=== TASK OBJECTIVE ===
Tally up how many lines in the listing below contain the string "有所记录", and give only the total.

___ DATASET

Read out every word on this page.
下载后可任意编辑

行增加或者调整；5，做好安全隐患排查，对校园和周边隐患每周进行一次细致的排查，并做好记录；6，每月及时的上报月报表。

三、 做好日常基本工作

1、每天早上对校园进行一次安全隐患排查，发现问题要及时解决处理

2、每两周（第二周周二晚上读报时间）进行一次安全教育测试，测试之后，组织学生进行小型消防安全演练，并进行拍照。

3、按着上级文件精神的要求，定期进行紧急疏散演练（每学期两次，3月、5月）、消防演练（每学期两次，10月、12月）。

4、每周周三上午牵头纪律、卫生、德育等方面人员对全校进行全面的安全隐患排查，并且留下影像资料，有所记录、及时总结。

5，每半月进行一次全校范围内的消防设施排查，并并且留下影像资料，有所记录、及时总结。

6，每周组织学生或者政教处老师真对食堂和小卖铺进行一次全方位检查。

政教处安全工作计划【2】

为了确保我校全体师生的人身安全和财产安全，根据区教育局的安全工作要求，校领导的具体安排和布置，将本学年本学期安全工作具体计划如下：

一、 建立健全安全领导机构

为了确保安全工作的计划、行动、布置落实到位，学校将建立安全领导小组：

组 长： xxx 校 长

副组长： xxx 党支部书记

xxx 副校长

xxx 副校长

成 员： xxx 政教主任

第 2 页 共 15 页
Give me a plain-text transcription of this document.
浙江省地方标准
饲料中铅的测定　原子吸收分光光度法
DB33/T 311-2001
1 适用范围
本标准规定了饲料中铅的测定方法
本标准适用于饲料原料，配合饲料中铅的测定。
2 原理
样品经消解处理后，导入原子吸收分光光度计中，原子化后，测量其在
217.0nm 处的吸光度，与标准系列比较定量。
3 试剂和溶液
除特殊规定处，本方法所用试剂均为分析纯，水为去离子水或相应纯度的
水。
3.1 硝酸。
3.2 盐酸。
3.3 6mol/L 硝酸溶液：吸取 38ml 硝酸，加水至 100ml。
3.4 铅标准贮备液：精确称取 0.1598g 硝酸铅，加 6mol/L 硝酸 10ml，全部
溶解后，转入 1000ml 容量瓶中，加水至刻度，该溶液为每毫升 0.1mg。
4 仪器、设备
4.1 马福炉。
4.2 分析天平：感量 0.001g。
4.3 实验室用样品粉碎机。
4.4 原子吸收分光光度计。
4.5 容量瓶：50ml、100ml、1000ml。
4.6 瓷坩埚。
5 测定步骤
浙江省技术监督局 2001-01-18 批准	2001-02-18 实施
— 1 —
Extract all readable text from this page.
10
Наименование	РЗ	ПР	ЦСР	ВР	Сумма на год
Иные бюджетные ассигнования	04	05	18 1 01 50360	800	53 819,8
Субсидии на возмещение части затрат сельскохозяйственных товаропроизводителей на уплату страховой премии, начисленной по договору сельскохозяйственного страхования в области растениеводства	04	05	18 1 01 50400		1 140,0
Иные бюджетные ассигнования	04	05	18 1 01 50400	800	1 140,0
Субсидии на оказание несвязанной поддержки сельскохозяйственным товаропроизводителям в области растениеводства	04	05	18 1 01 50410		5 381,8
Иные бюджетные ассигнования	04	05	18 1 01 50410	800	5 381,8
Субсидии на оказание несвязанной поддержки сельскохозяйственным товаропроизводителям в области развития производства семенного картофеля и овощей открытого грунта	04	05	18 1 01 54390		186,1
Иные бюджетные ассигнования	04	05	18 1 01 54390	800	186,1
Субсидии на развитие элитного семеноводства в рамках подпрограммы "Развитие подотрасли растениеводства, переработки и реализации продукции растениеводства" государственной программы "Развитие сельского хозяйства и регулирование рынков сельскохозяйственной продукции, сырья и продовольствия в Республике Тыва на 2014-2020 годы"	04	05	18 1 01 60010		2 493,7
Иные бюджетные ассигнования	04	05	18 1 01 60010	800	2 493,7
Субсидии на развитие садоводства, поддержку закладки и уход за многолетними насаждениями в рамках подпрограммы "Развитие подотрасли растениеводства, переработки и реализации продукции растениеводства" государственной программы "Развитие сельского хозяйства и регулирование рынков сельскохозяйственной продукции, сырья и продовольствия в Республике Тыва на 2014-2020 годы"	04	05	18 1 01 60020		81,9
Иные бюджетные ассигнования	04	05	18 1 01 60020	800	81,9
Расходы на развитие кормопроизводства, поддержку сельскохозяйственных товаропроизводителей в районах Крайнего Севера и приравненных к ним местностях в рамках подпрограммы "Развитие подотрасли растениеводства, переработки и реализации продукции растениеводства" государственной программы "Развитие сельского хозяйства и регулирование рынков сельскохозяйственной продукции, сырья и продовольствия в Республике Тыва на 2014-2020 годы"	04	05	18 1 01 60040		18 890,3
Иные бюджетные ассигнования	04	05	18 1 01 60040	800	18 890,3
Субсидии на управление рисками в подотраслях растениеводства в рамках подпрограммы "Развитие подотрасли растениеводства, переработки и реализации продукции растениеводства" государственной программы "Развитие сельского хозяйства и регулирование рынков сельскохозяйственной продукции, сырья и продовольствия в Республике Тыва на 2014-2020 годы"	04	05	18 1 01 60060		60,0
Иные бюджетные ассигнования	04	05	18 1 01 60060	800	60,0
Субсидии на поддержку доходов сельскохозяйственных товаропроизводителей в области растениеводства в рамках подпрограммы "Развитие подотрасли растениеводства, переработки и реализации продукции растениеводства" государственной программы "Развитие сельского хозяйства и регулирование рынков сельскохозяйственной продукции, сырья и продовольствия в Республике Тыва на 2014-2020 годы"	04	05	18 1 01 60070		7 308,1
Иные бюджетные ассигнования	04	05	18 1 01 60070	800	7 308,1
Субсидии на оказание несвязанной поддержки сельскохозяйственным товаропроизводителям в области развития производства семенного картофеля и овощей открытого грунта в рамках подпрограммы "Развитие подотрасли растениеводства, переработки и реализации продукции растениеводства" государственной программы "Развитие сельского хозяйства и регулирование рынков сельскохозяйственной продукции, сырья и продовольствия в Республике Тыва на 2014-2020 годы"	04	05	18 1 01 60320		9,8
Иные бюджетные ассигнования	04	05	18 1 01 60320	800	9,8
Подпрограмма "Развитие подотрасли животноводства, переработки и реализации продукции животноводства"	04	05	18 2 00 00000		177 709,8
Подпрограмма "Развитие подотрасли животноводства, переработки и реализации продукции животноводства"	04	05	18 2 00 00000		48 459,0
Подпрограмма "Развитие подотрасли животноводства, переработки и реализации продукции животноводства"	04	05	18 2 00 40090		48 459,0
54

______

=== TASK SOLUTION ===
2